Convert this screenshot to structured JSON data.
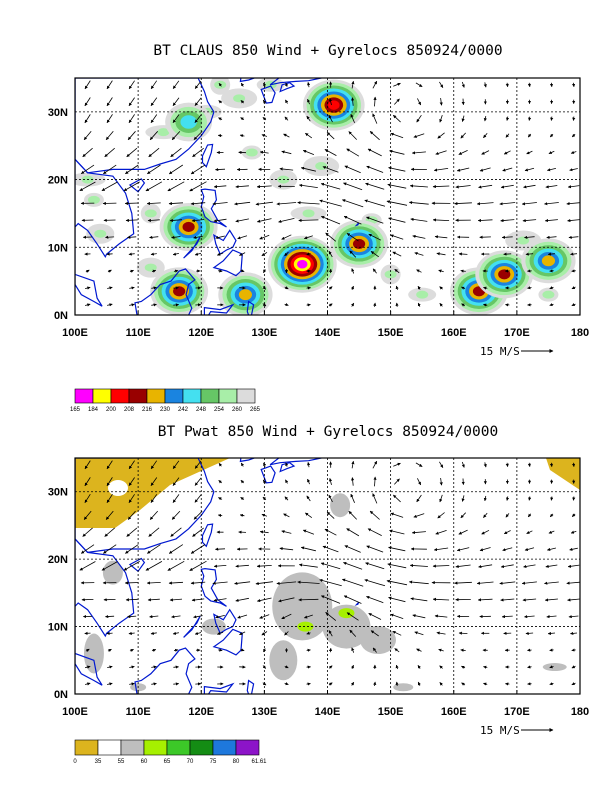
{
  "chart_data": [
    {
      "type": "heatmap",
      "title": "BT CLAUS 850 Wind + Gyrelocs 850924/0000",
      "x_tick_labels": [
        "100E",
        "110E",
        "120E",
        "130E",
        "140E",
        "150E",
        "160E",
        "170E",
        "180"
      ],
      "x_ticks": [
        100,
        110,
        120,
        130,
        140,
        150,
        160,
        170,
        180
      ],
      "y_tick_labels": [
        "0N",
        "10N",
        "20N",
        "30N"
      ],
      "y_ticks": [
        0,
        10,
        20,
        30
      ],
      "xlim": [
        100,
        180
      ],
      "ylim": [
        0,
        35
      ],
      "grid": true,
      "reference_vector_label": "15 M/S",
      "colorbar_levels": [
        "165",
        "184",
        "200",
        "208",
        "216",
        "230",
        "242",
        "248",
        "254",
        "260",
        "265"
      ],
      "colorbar_colors": [
        "#ff00ff",
        "#ffff00",
        "#ff0000",
        "#990000",
        "#e8b400",
        "#1a84e0",
        "#44e0f0",
        "#66c766",
        "#a8eea8",
        "#dcdcdc"
      ],
      "cloud_features": [
        {
          "lon": 136,
          "lat": 7.5,
          "min_level": "165"
        },
        {
          "lon": 141,
          "lat": 31,
          "min_level": "200"
        },
        {
          "lon": 118,
          "lat": 13,
          "min_level": "208"
        },
        {
          "lon": 145,
          "lat": 10.5,
          "min_level": "208"
        },
        {
          "lon": 164,
          "lat": 3.5,
          "min_level": "208"
        },
        {
          "lon": 168,
          "lat": 6,
          "min_level": "208"
        },
        {
          "lon": 116.5,
          "lat": 3.5,
          "min_level": "208"
        },
        {
          "lon": 127,
          "lat": 3,
          "min_level": "216"
        },
        {
          "lon": 118,
          "lat": 28.5,
          "min_level": "242"
        },
        {
          "lon": 175,
          "lat": 8,
          "min_level": "216"
        }
      ]
    },
    {
      "type": "heatmap",
      "title": "BT Pwat 850 Wind + Gyrelocs 850924/0000",
      "x_tick_labels": [
        "100E",
        "110E",
        "120E",
        "130E",
        "140E",
        "150E",
        "160E",
        "170E",
        "180"
      ],
      "x_ticks": [
        100,
        110,
        120,
        130,
        140,
        150,
        160,
        170,
        180
      ],
      "y_tick_labels": [
        "0N",
        "10N",
        "20N",
        "30N"
      ],
      "y_ticks": [
        0,
        10,
        20,
        30
      ],
      "xlim": [
        100,
        180
      ],
      "ylim": [
        0,
        35
      ],
      "grid": true,
      "reference_vector_label": "15 M/S",
      "colorbar_levels": [
        "0",
        "35",
        "55",
        "60",
        "65",
        "70",
        "75",
        "80",
        "61.61"
      ],
      "colorbar_colors": [
        "#dcb41e",
        "#ffffff",
        "#bebebe",
        "#a6f000",
        "#3cc828",
        "#148c14",
        "#1e78dc",
        "#8c14c8"
      ],
      "moisture_features": [
        {
          "lon": 136.5,
          "lat": 10,
          "level": "60"
        },
        {
          "lon": 143,
          "lat": 12,
          "level": "60"
        },
        {
          "lon": 105,
          "lat": 31,
          "level": "0"
        },
        {
          "lon": 180,
          "lat": 34,
          "level": "0"
        }
      ]
    }
  ]
}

Exercise: Copy out each line word for word, please, skipping the images.

Full output:
Convert this screenshot to structured JSON data.
{
  "chart_data": [
    {
      "type": "heatmap",
      "title": "BT CLAUS 850 Wind + Gyrelocs 850924/0000",
      "x_tick_labels": [
        "100E",
        "110E",
        "120E",
        "130E",
        "140E",
        "150E",
        "160E",
        "170E",
        "180"
      ],
      "x_ticks": [
        100,
        110,
        120,
        130,
        140,
        150,
        160,
        170,
        180
      ],
      "y_tick_labels": [
        "0N",
        "10N",
        "20N",
        "30N"
      ],
      "y_ticks": [
        0,
        10,
        20,
        30
      ],
      "xlim": [
        100,
        180
      ],
      "ylim": [
        0,
        35
      ],
      "grid": true,
      "reference_vector_label": "15 M/S",
      "colorbar_levels": [
        "165",
        "184",
        "200",
        "208",
        "216",
        "230",
        "242",
        "248",
        "254",
        "260",
        "265"
      ],
      "colorbar_colors": [
        "#ff00ff",
        "#ffff00",
        "#ff0000",
        "#990000",
        "#e8b400",
        "#1a84e0",
        "#44e0f0",
        "#66c766",
        "#a8eea8",
        "#dcdcdc"
      ],
      "cloud_features": [
        {
          "lon": 136,
          "lat": 7.5,
          "min_level": "165"
        },
        {
          "lon": 141,
          "lat": 31,
          "min_level": "200"
        },
        {
          "lon": 118,
          "lat": 13,
          "min_level": "208"
        },
        {
          "lon": 145,
          "lat": 10.5,
          "min_level": "208"
        },
        {
          "lon": 164,
          "lat": 3.5,
          "min_level": "208"
        },
        {
          "lon": 168,
          "lat": 6,
          "min_level": "208"
        },
        {
          "lon": 116.5,
          "lat": 3.5,
          "min_level": "208"
        },
        {
          "lon": 127,
          "lat": 3,
          "min_level": "216"
        },
        {
          "lon": 118,
          "lat": 28.5,
          "min_level": "242"
        },
        {
          "lon": 175,
          "lat": 8,
          "min_level": "216"
        }
      ]
    },
    {
      "type": "heatmap",
      "title": "BT Pwat 850 Wind + Gyrelocs 850924/0000",
      "x_tick_labels": [
        "100E",
        "110E",
        "120E",
        "130E",
        "140E",
        "150E",
        "160E",
        "170E",
        "180"
      ],
      "x_ticks": [
        100,
        110,
        120,
        130,
        140,
        150,
        160,
        170,
        180
      ],
      "y_tick_labels": [
        "0N",
        "10N",
        "20N",
        "30N"
      ],
      "y_ticks": [
        0,
        10,
        20,
        30
      ],
      "xlim": [
        100,
        180
      ],
      "ylim": [
        0,
        35
      ],
      "grid": true,
      "reference_vector_label": "15 M/S",
      "colorbar_levels": [
        "0",
        "35",
        "55",
        "60",
        "65",
        "70",
        "75",
        "80",
        "61.61"
      ],
      "colorbar_colors": [
        "#dcb41e",
        "#ffffff",
        "#bebebe",
        "#a6f000",
        "#3cc828",
        "#148c14",
        "#1e78dc",
        "#8c14c8"
      ],
      "moisture_features": [
        {
          "lon": 136.5,
          "lat": 10,
          "level": "60"
        },
        {
          "lon": 143,
          "lat": 12,
          "level": "60"
        },
        {
          "lon": 105,
          "lat": 31,
          "level": "0"
        },
        {
          "lon": 180,
          "lat": 34,
          "level": "0"
        }
      ]
    }
  ]
}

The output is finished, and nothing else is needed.